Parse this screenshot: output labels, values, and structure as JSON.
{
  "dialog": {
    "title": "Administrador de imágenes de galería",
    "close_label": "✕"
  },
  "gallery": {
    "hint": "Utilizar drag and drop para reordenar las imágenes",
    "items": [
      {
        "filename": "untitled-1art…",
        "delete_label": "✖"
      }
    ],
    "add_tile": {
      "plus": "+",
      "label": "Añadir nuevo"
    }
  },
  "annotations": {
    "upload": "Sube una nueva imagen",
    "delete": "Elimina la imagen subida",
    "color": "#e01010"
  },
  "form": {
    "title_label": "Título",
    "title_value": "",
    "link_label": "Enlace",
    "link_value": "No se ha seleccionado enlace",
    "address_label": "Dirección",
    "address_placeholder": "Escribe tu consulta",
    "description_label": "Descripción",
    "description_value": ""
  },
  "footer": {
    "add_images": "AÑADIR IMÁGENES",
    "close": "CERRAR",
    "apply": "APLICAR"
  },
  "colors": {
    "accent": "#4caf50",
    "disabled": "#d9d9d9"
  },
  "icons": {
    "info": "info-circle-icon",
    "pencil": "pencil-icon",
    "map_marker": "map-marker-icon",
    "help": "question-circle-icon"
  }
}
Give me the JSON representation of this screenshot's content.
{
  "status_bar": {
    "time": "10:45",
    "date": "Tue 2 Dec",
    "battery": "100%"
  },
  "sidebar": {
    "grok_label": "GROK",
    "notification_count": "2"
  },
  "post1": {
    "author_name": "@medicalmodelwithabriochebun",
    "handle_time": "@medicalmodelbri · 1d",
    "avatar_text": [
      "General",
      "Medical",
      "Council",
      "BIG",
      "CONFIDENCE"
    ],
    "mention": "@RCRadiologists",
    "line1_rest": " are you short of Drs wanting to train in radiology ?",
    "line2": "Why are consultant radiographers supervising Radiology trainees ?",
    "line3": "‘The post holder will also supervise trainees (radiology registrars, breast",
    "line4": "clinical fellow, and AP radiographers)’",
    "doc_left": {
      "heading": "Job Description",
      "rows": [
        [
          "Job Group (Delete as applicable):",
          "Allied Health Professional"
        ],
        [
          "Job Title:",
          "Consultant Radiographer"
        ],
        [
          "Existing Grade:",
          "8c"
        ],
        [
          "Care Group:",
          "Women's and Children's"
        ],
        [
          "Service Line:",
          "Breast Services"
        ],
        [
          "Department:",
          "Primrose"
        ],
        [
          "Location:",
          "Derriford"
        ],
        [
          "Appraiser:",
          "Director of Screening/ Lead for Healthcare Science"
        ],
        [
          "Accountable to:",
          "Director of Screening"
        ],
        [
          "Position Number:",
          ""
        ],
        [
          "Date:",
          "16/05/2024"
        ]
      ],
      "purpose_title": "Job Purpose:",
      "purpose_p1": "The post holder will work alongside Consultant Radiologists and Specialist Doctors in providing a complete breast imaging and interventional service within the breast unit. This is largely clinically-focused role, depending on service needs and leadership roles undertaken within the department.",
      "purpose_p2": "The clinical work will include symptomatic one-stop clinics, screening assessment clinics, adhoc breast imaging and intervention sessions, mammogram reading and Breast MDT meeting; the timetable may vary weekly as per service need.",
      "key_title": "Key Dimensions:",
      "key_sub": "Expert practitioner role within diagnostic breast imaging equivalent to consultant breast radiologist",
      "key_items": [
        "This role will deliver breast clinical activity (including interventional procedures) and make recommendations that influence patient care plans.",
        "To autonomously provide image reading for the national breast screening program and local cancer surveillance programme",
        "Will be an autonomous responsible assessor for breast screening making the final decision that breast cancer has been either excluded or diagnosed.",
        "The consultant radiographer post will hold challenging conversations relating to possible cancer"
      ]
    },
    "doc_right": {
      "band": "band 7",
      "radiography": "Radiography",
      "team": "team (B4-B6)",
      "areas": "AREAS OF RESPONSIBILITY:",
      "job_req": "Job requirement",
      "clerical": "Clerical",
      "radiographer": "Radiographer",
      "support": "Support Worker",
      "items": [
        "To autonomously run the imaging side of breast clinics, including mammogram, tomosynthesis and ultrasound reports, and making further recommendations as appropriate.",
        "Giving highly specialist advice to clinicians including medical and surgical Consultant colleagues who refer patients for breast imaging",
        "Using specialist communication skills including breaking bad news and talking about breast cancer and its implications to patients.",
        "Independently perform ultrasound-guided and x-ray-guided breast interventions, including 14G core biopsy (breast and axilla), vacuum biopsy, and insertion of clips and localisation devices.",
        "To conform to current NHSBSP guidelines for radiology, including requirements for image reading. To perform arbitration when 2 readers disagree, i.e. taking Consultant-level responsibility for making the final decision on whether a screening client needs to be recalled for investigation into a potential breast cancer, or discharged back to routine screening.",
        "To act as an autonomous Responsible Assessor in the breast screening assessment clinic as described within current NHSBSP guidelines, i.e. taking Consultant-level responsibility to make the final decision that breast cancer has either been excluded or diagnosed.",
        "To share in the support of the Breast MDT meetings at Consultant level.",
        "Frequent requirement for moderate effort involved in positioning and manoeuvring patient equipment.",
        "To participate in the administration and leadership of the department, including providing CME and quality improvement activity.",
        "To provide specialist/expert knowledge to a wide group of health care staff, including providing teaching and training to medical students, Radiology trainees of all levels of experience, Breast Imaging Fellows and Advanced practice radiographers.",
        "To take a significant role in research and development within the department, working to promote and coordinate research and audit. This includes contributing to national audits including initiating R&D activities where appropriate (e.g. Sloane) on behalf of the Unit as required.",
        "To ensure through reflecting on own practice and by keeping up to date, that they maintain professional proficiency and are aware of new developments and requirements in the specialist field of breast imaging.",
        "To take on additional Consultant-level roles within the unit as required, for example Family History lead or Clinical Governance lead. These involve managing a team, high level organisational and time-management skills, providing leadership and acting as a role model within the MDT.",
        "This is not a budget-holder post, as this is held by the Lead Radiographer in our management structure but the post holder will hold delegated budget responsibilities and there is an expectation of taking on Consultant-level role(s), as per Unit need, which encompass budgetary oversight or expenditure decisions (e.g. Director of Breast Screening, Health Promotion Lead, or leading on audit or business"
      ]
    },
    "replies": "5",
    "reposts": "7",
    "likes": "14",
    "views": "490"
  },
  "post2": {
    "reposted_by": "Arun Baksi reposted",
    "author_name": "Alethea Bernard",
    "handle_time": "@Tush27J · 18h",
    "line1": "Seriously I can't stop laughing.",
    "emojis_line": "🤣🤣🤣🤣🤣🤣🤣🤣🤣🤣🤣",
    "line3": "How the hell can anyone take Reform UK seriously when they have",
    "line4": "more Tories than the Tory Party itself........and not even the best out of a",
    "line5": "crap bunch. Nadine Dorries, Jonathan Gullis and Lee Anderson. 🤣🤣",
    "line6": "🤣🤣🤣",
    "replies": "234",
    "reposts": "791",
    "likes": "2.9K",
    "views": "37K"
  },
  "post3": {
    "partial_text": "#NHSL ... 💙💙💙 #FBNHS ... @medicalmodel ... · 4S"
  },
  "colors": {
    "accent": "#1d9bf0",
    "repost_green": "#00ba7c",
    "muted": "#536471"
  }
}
══════
Work required. Look for the string "JSON" in the entries above. Copy every line that has it.

Result.
Parse this screenshot: output labels, values, and structure as JSON.
Give me the JSON representation of this screenshot's content.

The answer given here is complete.